= DO THIS =
Each record must be retyped in full. No character may differ.

= DATASET ROWS =

◇ ◇ ◇

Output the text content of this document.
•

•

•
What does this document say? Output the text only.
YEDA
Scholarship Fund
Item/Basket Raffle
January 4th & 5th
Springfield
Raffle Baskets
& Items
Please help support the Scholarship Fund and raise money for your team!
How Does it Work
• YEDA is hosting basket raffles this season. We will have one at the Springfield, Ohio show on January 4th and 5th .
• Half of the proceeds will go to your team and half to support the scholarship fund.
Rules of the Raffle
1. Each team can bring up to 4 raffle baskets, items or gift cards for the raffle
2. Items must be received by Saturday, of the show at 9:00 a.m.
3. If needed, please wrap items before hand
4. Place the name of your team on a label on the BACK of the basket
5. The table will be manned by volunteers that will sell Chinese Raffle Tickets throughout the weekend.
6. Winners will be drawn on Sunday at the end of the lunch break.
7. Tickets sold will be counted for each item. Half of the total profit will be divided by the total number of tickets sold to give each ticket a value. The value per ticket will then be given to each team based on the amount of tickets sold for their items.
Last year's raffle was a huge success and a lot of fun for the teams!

◇ ◇ ◇

= COMPLETED EXERCISE =
Output the text content of this document.
•

•

•
What does this document say? Output the text only.
YEDA
Scholarship Fund
Item/Basket Raffle
January 4th & 5th
Springfield
Raffle Baskets
& Items
Please help support the Scholarship Fund and raise money for your team!
How Does it Work
• YEDA is hosting basket raffles this season. We will have one at the Springfield, Ohio show on January 4th and 5th .
• Half of the proceeds will go to your team and half to support the scholarship fund.
Rules of the Raffle
1. Each team can bring up to 4 raffle baskets, items or gift cards for the raffle
2. Items must be received by Saturday, of the show at 9:00 a.m.
3. If needed, please wrap items before hand
4. Place the name of your team on a label on the BACK of the basket
5. The table will be manned by volunteers that will sell Chinese Raffle Tickets throughout the weekend.
6. Winners will be drawn on Sunday at the end of the lunch break.
7. Tickets sold will be counted for each item. Half of the total profit will be divided by the total number of tickets sold to give each ticket a value. The value per ticket will then be given to each team based on the amount of tickets sold for their items.
Last year's raffle was a huge success and a lot of fun for the teams!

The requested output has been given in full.